*** Texte affiché

Lauréat 2020 du Prix Valery-Larbaud
Jacques Drillon
Cadence - Gallimard, 2018
Né à Paris en 1954, Jacques Drillon suit des études supérieures de lettres et de cinéma. Très tôt il devient professeur de musique, publie ses premières critiques de cinéma et réalise des courts métrages.
En 1975, il devient producteur d’émissions musicales à France-Musique et France-Culture puis fonde, en 1978, avec Louis Dandrel, le mensuel Le Monde de la musique. En 1981, il débute sa collaboration avec Le Nouvel Observateur à la rubrique musique classique et devient cruciverbiste en prenant la succession de Robert Scipion en 2003 à la rubrique « Mots croisés ». Tout en multipliant ses activités de critique pour Le Monde, Le Figaro, Diapason, la Nouvelle Revue Française… ou à la télévision, il crée et dirige de 1992 à 1993, la collection Guillemets, chez Bernard Coutaz, qui reprend des pages choisies dans des œuvres d’auteurs classiques dont Saint-Simon, Victor Hugo ou Marcel Proust.

******
*** Matériel fourni

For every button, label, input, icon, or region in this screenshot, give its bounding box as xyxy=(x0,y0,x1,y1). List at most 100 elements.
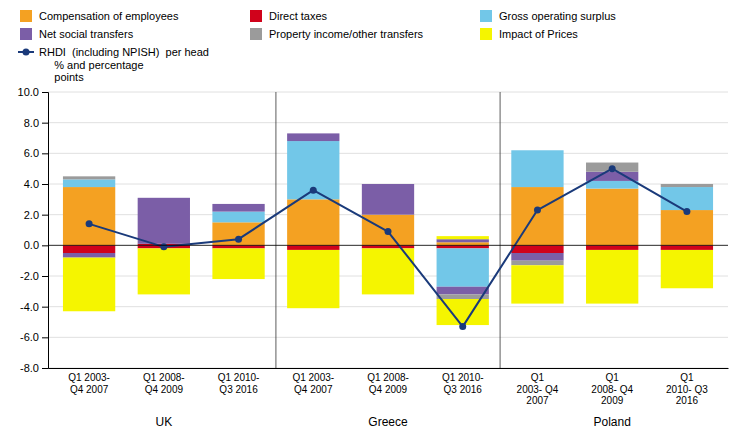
bar-segment xyxy=(586,181,638,189)
x-tick-label: Q12008- Q42009 xyxy=(591,372,633,406)
line-series xyxy=(86,165,691,330)
y-tick-mark xyxy=(42,245,48,246)
y-tick: -4.0 xyxy=(20,301,48,313)
group-label: Greece xyxy=(368,415,408,429)
bar-segment xyxy=(287,133,339,134)
y-tick: 10.0 xyxy=(18,86,48,98)
bar-segment xyxy=(511,261,563,266)
x-tick: Q1 2008-Q4 2009 xyxy=(143,368,185,395)
bar-segment xyxy=(661,184,713,187)
bar-segment xyxy=(287,133,339,141)
bar-segment xyxy=(63,176,115,177)
bar-segment xyxy=(287,245,339,250)
bar-segment xyxy=(138,248,190,294)
x-tick-label: Q12010- Q32016 xyxy=(666,372,708,406)
y-axis: -8.0-6.0-4.0-2.00.02.04.06.08.010.0 xyxy=(18,86,49,374)
legend-item: Property income/other transfers xyxy=(250,28,424,40)
legend-item: Direct taxes xyxy=(250,10,328,22)
line-marker xyxy=(609,165,616,172)
x-tick: Q1 2003-Q4 2007 xyxy=(68,368,110,395)
y-tick-label: -4.0 xyxy=(20,301,39,313)
bar-segment xyxy=(63,187,115,245)
x-tick-label: Q1 2003-Q4 2007 xyxy=(68,372,110,395)
bar-segment xyxy=(287,250,339,308)
legend-swatch xyxy=(250,10,262,22)
bar-segment xyxy=(586,162,638,163)
y-tick: 0.0 xyxy=(24,239,48,251)
legend-item: Compensation of employees xyxy=(20,10,179,22)
bar-segment xyxy=(287,199,339,245)
bar-segment xyxy=(511,253,563,261)
grid-line xyxy=(48,245,728,246)
bar-segment xyxy=(511,265,563,303)
bar-segment xyxy=(586,245,638,250)
y-tick: 4.0 xyxy=(24,178,48,190)
bar-segment xyxy=(661,250,713,288)
bar-segment xyxy=(437,239,489,242)
y-tick-label: 8.0 xyxy=(24,117,39,129)
x-axis: Q1 2003-Q4 2007 Q1 2008-Q4 2009 Q1 2010-Q3… xyxy=(49,368,729,406)
bar-segment xyxy=(437,236,489,239)
bar-segment xyxy=(212,248,264,279)
legend-item: Impact of Prices xyxy=(480,28,578,40)
bar-segment xyxy=(63,176,115,179)
chart: -8.0-6.0-4.0-2.00.02.04.06.08.010.0Q1 20… xyxy=(0,0,743,440)
bar-segment xyxy=(661,184,713,185)
bar-segment xyxy=(63,258,115,312)
x-tick: Q1 2008-Q4 2009 xyxy=(367,368,409,395)
x-tick-label: Q1 2010-Q3 2016 xyxy=(218,372,260,395)
y-tick-mark xyxy=(42,276,48,277)
bar-segment xyxy=(138,198,190,244)
legend-swatch xyxy=(250,28,262,40)
line-marker xyxy=(86,220,93,227)
x-tick-label: Q1 2010-Q3 2016 xyxy=(442,372,484,395)
y-tick-mark xyxy=(42,153,48,154)
bar-segment xyxy=(362,245,414,248)
grid xyxy=(48,92,728,368)
x-tick-label: Q1 2003-Q4 2007 xyxy=(292,372,334,395)
legend-swatch xyxy=(480,10,492,22)
bar-segment xyxy=(511,150,563,151)
bar-segment xyxy=(586,189,638,246)
y-tick-label: 6.0 xyxy=(24,147,39,159)
y-tick-mark xyxy=(42,337,48,338)
bar-segment xyxy=(212,212,264,223)
x-tick-label: Q1 2008-Q4 2009 xyxy=(143,372,185,395)
bar-segment xyxy=(437,245,489,248)
legend-swatch xyxy=(20,28,32,40)
y-tick-mark xyxy=(42,307,48,308)
line-marker xyxy=(683,208,690,215)
x-tick: Q12003- Q42007 xyxy=(517,368,559,406)
legend-swatch xyxy=(20,10,32,22)
x-tick: Q12010- Q32016 xyxy=(666,368,708,406)
grid-line xyxy=(48,153,728,154)
line-marker xyxy=(310,187,317,194)
legend-label: Impact of Prices xyxy=(499,28,578,40)
y-tick-label: 4.0 xyxy=(24,178,39,190)
bar-segment xyxy=(362,184,414,215)
bar-segment xyxy=(362,184,414,185)
bar-segment xyxy=(437,248,489,286)
bar-segment xyxy=(63,179,115,187)
y-tick: -8.0 xyxy=(20,362,48,374)
legend-swatch xyxy=(480,28,492,40)
line-marker xyxy=(160,243,167,250)
legend-swatch xyxy=(23,49,30,56)
y-tick: 6.0 xyxy=(24,147,48,159)
bar-segment xyxy=(511,150,563,151)
y-tick-mark xyxy=(42,92,48,93)
legend-label: Property income/other transfers xyxy=(269,28,424,40)
x-axis-line xyxy=(49,368,729,369)
x-tick: Q1 2003-Q4 2007 xyxy=(292,368,334,395)
legend-item: RHDI (including NPISH) per head % and pe… xyxy=(18,46,209,83)
legend-label: Direct taxes xyxy=(269,10,328,22)
y-tick-label: 0.0 xyxy=(24,239,39,251)
group-separator xyxy=(275,92,276,368)
x-tick: Q1 2010-Q3 2016 xyxy=(218,368,260,395)
bar-segment xyxy=(212,204,264,212)
bar-segment xyxy=(511,245,563,253)
bar-segment xyxy=(511,187,563,245)
x-tick: Q1 2010-Q3 2016 xyxy=(442,368,484,395)
y-tick: -2.0 xyxy=(20,270,48,282)
zero-line xyxy=(48,245,728,246)
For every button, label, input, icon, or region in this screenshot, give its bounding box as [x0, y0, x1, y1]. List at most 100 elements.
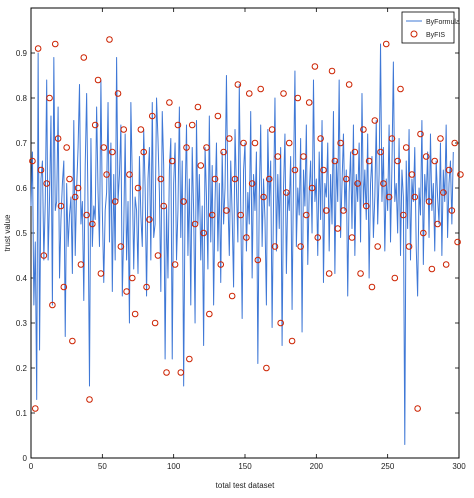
- data-point-byfis: [89, 220, 96, 228]
- data-point-byfis: [391, 274, 399, 282]
- data-point-byfis: [271, 243, 279, 250]
- y-tick-label: 0.5: [16, 229, 28, 238]
- data-point-byfis: [43, 180, 50, 187]
- x-axis-title: total test dataset: [216, 481, 275, 490]
- data-point-byfis: [171, 261, 179, 268]
- data-point-byfis: [428, 265, 436, 273]
- data-point-byfis: [294, 94, 302, 102]
- data-point-byfis: [308, 184, 316, 192]
- data-point-byfis: [211, 175, 219, 183]
- data-point-byfis: [368, 283, 376, 291]
- x-tick-label: 250: [381, 462, 395, 471]
- data-point-byfis: [51, 40, 59, 48]
- data-point-byfis: [374, 243, 381, 250]
- data-point-byfis: [448, 207, 456, 214]
- data-point-byfis: [157, 175, 165, 183]
- data-point-byfis: [263, 364, 270, 372]
- data-point-byfis: [245, 90, 253, 97]
- data-point-byfis: [131, 310, 139, 318]
- x-tick-label: 100: [167, 462, 181, 471]
- data-point-byfis: [397, 85, 404, 93]
- data-point-byfis: [80, 54, 88, 61]
- data-point-byfis: [291, 166, 299, 174]
- data-point-byfis: [320, 166, 327, 174]
- data-point-byfis: [402, 144, 410, 151]
- data-point-byfis: [371, 117, 379, 124]
- data-point-byfis: [254, 256, 262, 264]
- x-tick-label: 50: [98, 462, 107, 471]
- data-point-byfis: [208, 211, 216, 219]
- plot-frame: [30, 7, 460, 459]
- data-point-byfis: [248, 180, 256, 187]
- data-point-byfis: [337, 139, 344, 147]
- axis-tick-labels: 0 50 100 150 200 250 300 0 0.1 0.2 0.3 0.4 0.5 0.6 0.7…: [16, 49, 466, 471]
- data-point-byfis: [49, 301, 56, 309]
- data-point-byfis: [325, 270, 333, 277]
- data-point-byfis: [451, 139, 459, 147]
- data-point-byfis: [174, 121, 182, 129]
- data-point-byfis: [405, 243, 413, 250]
- data-point-byfis: [86, 396, 93, 403]
- data-point-byfis: [77, 261, 85, 268]
- data-point-byfis: [251, 139, 259, 147]
- data-point-byfis: [237, 211, 245, 219]
- data-point-byfis: [305, 99, 313, 106]
- data-point-byfis: [388, 135, 396, 142]
- data-point-byfis: [126, 171, 133, 178]
- data-point-byfis: [214, 112, 222, 120]
- data-point-byfis: [311, 63, 319, 70]
- data-point-byfis: [382, 40, 390, 48]
- data-point-byfis: [314, 234, 322, 241]
- data-point-byfis: [380, 180, 387, 187]
- data-point-byfis: [186, 355, 193, 363]
- data-point-byfis: [394, 157, 401, 165]
- y-tick-label: 0: [23, 454, 28, 463]
- data-point-byfis: [360, 126, 367, 133]
- data-point-byfis: [274, 153, 282, 160]
- y-axis-title: trust value: [3, 214, 12, 251]
- legend-label-byfis: ByFIS: [426, 32, 445, 39]
- data-point-byfis: [340, 207, 347, 214]
- y-tick-label: 0.3: [16, 319, 28, 328]
- data-point-byfis: [442, 261, 450, 268]
- data-point-byfis: [331, 157, 339, 165]
- data-point-byfis: [377, 148, 384, 156]
- data-point-byfis: [168, 157, 176, 165]
- data-point-byfis: [191, 220, 199, 228]
- data-point-byfis: [117, 243, 125, 250]
- data-point-byfis: [234, 81, 242, 88]
- data-point-byfis: [177, 369, 185, 376]
- data-point-byfis: [140, 148, 148, 156]
- data-point-byfis: [317, 135, 324, 142]
- data-point-byfis: [106, 36, 113, 43]
- data-point-byfis: [194, 103, 202, 111]
- data-point-byfis: [180, 198, 187, 205]
- data-point-byfis: [434, 220, 441, 228]
- data-point-byfis: [220, 148, 227, 156]
- data-point-byfis: [357, 270, 364, 277]
- data-point-byfis: [243, 234, 250, 241]
- data-point-byfis: [425, 198, 433, 205]
- y-tick-label: 0.9: [16, 49, 28, 58]
- y-tick-label: 0.2: [16, 364, 28, 373]
- data-point-byfis: [54, 135, 62, 142]
- data-point-byfis: [457, 171, 464, 178]
- data-point-byfis: [437, 135, 444, 142]
- data-point-byfis: [420, 229, 427, 237]
- data-point-byfis: [440, 189, 447, 196]
- data-point-byfis: [348, 234, 356, 241]
- data-point-byfis: [400, 211, 407, 219]
- data-point-byfis: [151, 319, 159, 327]
- data-point-byfis: [114, 90, 122, 97]
- legend-label-byformula: ByFormula: [426, 19, 460, 26]
- series-line-byformula: [30, 43, 454, 445]
- data-point-byfis: [37, 166, 45, 174]
- data-point-byfis: [137, 126, 145, 133]
- series-markers: [29, 36, 464, 412]
- data-point-byfis: [34, 45, 42, 52]
- data-point-byfis: [188, 121, 196, 129]
- legend-box: [401, 11, 455, 44]
- data-point-byfis: [31, 405, 39, 412]
- data-point-byfis: [231, 175, 239, 183]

******

Liste des tâches:
1: Selon la présentation de Jacques Drillon, avec qui a-t-il fondé le mensuel Le Monde de la musique en 1978 ?
2: Recopiez à l'identique le passage de la présentation de Jacques Drillon qui commence par « En 1975, il » et va jusqu'à « ou Marcel Proust. ».
3: Écrivez la suite de la présentation de Jacques Drillon, à partir de l'endroit où elle s'arrête.

Résultats par tâche:
1: Avec Louis Dandrel.

2:
En 1975, il devient producteur d’émissions musicales à France-Musique et France-Culture puis fonde, en 1978, avec Louis Dandrel, le mensuel Le Monde de la musique. En 1981, il débute sa collaboration avec Le Nouvel Observateur à la rubrique musique classique et devient cruciverbiste en prenant la succession de Robert Scipion en 2003 à la rubrique « Mots croisés ». Tout en multipliant ses activités de critique pour Le Monde, Le Figaro, Diapason, la Nouvelle Revue Française… ou à la télévision, il crée et dirige de 1992 à 1993, la collection Guillemets, chez Bernard Coutaz, qui reprend des pages choisies dans des œuvres d’auteurs classiques dont Saint-Simon, Victor Hugo ou Marcel Proust.

3:
Il soutient une thèse de doctorat en langue et littératures françaises en 1993 et enseigne jusqu’en 1999 la linguistique et la stylistique.
De 2012 à 2013, il publie, en hommage aux Papiers collés de Georges Perros, vingt Papiers décollés sur Bibliobs.com, réunis en volume fin 2014 sous le titre Les fausses dents de Berlusconi (Grasset).
En 2017, après avoir mis fin à sa collaboration à l'Obs., il crée un blog où il commence la publication d'une nouvelle série Papiers recollés puis Papiers découpés. En 2019, il quitte Bibliobs.com, et reprend la série sur le site La République des livres sous le titre Les petits papiers.
Jacques Drillon a notamment publié : Traité de la ponctuation (Gallimard, 1991), Le Tombeau de Verlaine (Gallimard, 1996), Propos sur l’imparfait (Zulma, 1999), Face à face (Gallimard, 2003), Nouveaux mots croisés diaboliques (Larousse, 2017), La musique comme paradis (Buchet-Chastel, 2018). Il publie cette année Cadence (Gallimard) dans lequel il réinvente le genre autobiographique.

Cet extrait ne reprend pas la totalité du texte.